## Written problem
The entries below should be output exactly as written.

## Given records
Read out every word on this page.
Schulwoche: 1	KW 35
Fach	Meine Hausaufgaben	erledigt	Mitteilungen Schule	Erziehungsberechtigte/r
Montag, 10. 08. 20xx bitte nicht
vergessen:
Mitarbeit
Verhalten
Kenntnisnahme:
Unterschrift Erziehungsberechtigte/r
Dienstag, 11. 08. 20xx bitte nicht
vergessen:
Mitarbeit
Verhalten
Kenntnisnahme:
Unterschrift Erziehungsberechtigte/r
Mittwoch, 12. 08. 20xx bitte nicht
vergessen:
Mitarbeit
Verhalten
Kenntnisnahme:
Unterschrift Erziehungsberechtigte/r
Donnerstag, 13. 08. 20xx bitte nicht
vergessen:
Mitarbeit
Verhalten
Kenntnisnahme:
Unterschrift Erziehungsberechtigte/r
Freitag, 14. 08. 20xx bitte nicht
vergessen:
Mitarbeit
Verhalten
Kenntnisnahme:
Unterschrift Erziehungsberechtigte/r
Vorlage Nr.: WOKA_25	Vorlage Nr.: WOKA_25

## Response to this task
Read out every word on this page.
Schulwoche: 1	KW 35
Fach	Meine Hausaufgaben	erledigt	Mitteilungen Schule	Erziehungsberechtigte/r
Montag, 10. 08. 20xx bitte nicht
vergessen:
Mitarbeit
Verhalten
Kenntnisnahme:
Unterschrift Erziehungsberechtigte/r
Dienstag, 11. 08. 20xx bitte nicht
vergessen:
Mitarbeit
Verhalten
Kenntnisnahme:
Unterschrift Erziehungsberechtigte/r
Mittwoch, 12. 08. 20xx bitte nicht
vergessen:
Mitarbeit
Verhalten
Kenntnisnahme:
Unterschrift Erziehungsberechtigte/r
Donnerstag, 13. 08. 20xx bitte nicht
vergessen:
Mitarbeit
Verhalten
Kenntnisnahme:
Unterschrift Erziehungsberechtigte/r
Freitag, 14. 08. 20xx bitte nicht
vergessen:
Mitarbeit
Verhalten
Kenntnisnahme:
Unterschrift Erziehungsberechtigte/r
Vorlage Nr.: WOKA_25	Vorlage Nr.: WOKA_25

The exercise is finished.